▶ [Problem to work on] Can you write out the whole listing exactly?

▶ [Stored data entries]
====
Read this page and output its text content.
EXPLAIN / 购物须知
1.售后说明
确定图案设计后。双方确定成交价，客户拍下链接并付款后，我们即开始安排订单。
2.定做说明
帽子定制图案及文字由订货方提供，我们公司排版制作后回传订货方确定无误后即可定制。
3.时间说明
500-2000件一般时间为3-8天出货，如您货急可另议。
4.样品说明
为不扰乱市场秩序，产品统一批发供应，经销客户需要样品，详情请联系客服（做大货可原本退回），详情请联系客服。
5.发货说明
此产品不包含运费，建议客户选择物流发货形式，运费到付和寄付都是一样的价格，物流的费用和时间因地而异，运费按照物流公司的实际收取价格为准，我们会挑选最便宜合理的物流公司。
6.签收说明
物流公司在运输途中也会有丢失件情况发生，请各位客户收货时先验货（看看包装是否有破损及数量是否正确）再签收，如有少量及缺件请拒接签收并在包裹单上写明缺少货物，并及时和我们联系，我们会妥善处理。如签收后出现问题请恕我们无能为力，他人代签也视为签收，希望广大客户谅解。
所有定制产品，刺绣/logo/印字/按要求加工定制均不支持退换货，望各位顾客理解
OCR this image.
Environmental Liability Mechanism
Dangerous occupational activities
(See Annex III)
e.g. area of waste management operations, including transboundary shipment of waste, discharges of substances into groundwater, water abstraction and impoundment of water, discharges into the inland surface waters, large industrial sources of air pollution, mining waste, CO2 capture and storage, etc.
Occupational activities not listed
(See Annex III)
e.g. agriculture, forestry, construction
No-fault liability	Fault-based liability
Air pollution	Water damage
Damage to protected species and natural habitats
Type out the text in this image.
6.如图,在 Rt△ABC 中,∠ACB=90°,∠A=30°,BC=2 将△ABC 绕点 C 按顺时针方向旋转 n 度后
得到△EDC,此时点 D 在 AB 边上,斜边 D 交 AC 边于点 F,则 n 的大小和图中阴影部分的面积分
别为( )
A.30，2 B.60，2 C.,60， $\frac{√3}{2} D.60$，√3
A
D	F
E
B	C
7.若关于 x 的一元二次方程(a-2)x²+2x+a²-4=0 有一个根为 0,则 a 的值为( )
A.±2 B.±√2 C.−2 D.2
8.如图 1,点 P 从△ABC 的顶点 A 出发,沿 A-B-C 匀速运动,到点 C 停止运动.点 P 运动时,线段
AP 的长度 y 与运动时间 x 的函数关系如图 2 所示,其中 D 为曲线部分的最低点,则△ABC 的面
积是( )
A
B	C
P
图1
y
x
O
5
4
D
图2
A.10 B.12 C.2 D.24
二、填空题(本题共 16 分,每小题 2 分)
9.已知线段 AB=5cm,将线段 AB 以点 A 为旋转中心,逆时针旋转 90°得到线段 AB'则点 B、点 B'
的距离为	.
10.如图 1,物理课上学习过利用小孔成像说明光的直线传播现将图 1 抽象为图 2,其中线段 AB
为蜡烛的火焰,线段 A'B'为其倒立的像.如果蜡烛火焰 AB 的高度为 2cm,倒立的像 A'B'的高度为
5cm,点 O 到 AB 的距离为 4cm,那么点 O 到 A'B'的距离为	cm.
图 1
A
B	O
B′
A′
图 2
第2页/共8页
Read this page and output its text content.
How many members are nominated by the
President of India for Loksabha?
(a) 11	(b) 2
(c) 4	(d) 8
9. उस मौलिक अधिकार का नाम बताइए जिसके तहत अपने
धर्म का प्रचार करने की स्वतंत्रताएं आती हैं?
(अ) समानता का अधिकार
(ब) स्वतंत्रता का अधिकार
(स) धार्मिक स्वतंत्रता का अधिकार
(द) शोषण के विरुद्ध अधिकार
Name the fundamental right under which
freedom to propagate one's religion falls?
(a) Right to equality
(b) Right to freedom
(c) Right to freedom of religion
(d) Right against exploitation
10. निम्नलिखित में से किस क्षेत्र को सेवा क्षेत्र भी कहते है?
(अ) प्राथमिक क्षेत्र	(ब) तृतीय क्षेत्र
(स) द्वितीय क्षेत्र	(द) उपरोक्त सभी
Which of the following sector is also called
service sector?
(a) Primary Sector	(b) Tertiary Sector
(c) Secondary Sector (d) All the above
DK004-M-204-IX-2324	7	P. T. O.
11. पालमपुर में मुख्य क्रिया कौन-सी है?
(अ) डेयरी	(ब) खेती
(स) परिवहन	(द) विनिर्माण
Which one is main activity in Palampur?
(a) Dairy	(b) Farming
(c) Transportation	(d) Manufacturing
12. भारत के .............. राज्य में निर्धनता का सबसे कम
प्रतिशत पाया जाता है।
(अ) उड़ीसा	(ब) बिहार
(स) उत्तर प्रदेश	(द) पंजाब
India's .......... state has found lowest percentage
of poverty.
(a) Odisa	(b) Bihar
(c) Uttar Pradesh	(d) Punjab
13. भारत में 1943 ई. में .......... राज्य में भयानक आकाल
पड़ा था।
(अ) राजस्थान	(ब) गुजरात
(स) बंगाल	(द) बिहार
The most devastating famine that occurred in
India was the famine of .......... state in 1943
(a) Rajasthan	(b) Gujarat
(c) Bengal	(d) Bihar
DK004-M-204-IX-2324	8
====
▶ [Output of the exercise]
Read this page and output its text content.
EXPLAIN / 购物须知
1.售后说明
确定图案设计后。双方确定成交价，客户拍下链接并付款后，我们即开始安排订单。
2.定做说明
帽子定制图案及文字由订货方提供，我们公司排版制作后回传订货方确定无误后即可定制。
3.时间说明
500-2000件一般时间为3-8天出货，如您货急可另议。
4.样品说明
为不扰乱市场秩序，产品统一批发供应，经销客户需要样品，详情请联系客服（做大货可原本退回），详情请联系客服。
5.发货说明
此产品不包含运费，建议客户选择物流发货形式，运费到付和寄付都是一样的价格，物流的费用和时间因地而异，运费按照物流公司的实际收取价格为准，我们会挑选最便宜合理的物流公司。
6.签收说明
物流公司在运输途中也会有丢失件情况发生，请各位客户收货时先验货（看看包装是否有破损及数量是否正确）再签收，如有少量及缺件请拒接签收并在包裹单上写明缺少货物，并及时和我们联系，我们会妥善处理。如签收后出现问题请恕我们无能为力，他人代签也视为签收，希望广大客户谅解。
所有定制产品，刺绣/logo/印字/按要求加工定制均不支持退换货，望各位顾客理解
OCR this image.
Environmental Liability Mechanism
Dangerous occupational activities
(See Annex III)
e.g. area of waste management operations, including transboundary shipment of waste, discharges of substances into groundwater, water abstraction and impoundment of water, discharges into the inland surface waters, large industrial sources of air pollution, mining waste, CO2 capture and storage, etc.
Occupational activities not listed
(See Annex III)
e.g. agriculture, forestry, construction
No-fault liability	Fault-based liability
Air pollution	Water damage
Damage to protected species and natural habitats
Type out the text in this image.
6.如图,在 Rt△ABC 中,∠ACB=90°,∠A=30°,BC=2 将△ABC 绕点 C 按顺时针方向旋转 n 度后
得到△EDC,此时点 D 在 AB 边上,斜边 D 交 AC 边于点 F,则 n 的大小和图中阴影部分的面积分
别为( )
A.30，2 B.60，2 C.,60， $\frac{√3}{2} D.60$，√3
A
D	F
E
B	C
7.若关于 x 的一元二次方程(a-2)x²+2x+a²-4=0 有一个根为 0,则 a 的值为( )
A.±2 B.±√2 C.−2 D.2
8.如图 1,点 P 从△ABC 的顶点 A 出发,沿 A-B-C 匀速运动,到点 C 停止运动.点 P 运动时,线段
AP 的长度 y 与运动时间 x 的函数关系如图 2 所示,其中 D 为曲线部分的最低点,则△ABC 的面
积是( )
A
B	C
P
图1
y
x
O
5
4
D
图2
A.10 B.12 C.2 D.24
二、填空题(本题共 16 分,每小题 2 分)
9.已知线段 AB=5cm,将线段 AB 以点 A 为旋转中心,逆时针旋转 90°得到线段 AB'则点 B、点 B'
的距离为	.
10.如图 1,物理课上学习过利用小孔成像说明光的直线传播现将图 1 抽象为图 2,其中线段 AB
为蜡烛的火焰,线段 A'B'为其倒立的像.如果蜡烛火焰 AB 的高度为 2cm,倒立的像 A'B'的高度为
5cm,点 O 到 AB 的距离为 4cm,那么点 O 到 A'B'的距离为	cm.
图 1
A
B	O
B′
A′
图 2
第2页/共8页
Read this page and output its text content.
How many members are nominated by the
President of India for Loksabha?
(a) 11	(b) 2
(c) 4	(d) 8
9. उस मौलिक अधिकार का नाम बताइए जिसके तहत अपने
धर्म का प्रचार करने की स्वतंत्रताएं आती हैं?
(अ) समानता का अधिकार
(ब) स्वतंत्रता का अधिकार
(स) धार्मिक स्वतंत्रता का अधिकार
(द) शोषण के विरुद्ध अधिकार
Name the fundamental right under which
freedom to propagate one's religion falls?
(a) Right to equality
(b) Right to freedom
(c) Right to freedom of religion
(d) Right against exploitation
10. निम्नलिखित में से किस क्षेत्र को सेवा क्षेत्र भी कहते है?
(अ) प्राथमिक क्षेत्र	(ब) तृतीय क्षेत्र
(स) द्वितीय क्षेत्र	(द) उपरोक्त सभी
Which of the following sector is also called
service sector?
(a) Primary Sector	(b) Tertiary Sector
(c) Secondary Sector (d) All the above
DK004-M-204-IX-2324	7	P. T. O.
11. पालमपुर में मुख्य क्रिया कौन-सी है?
(अ) डेयरी	(ब) खेती
(स) परिवहन	(द) विनिर्माण
Which one is main activity in Palampur?
(a) Dairy	(b) Farming
(c) Transportation	(d) Manufacturing
12. भारत के .............. राज्य में निर्धनता का सबसे कम
प्रतिशत पाया जाता है।
(अ) उड़ीसा	(ब) बिहार
(स) उत्तर प्रदेश	(द) पंजाब
India's .......... state has found lowest percentage
of poverty.
(a) Odisa	(b) Bihar
(c) Uttar Pradesh	(d) Punjab
13. भारत में 1943 ई. में .......... राज्य में भयानक आकाल
पड़ा था।
(अ) राजस्थान	(ब) गुजरात
(स) बंगाल	(द) बिहार
The most devastating famine that occurred in
India was the famine of .......... state in 1943
(a) Rajasthan	(b) Gujarat
(c) Bengal	(d) Bihar
DK004-M-204-IX-2324	8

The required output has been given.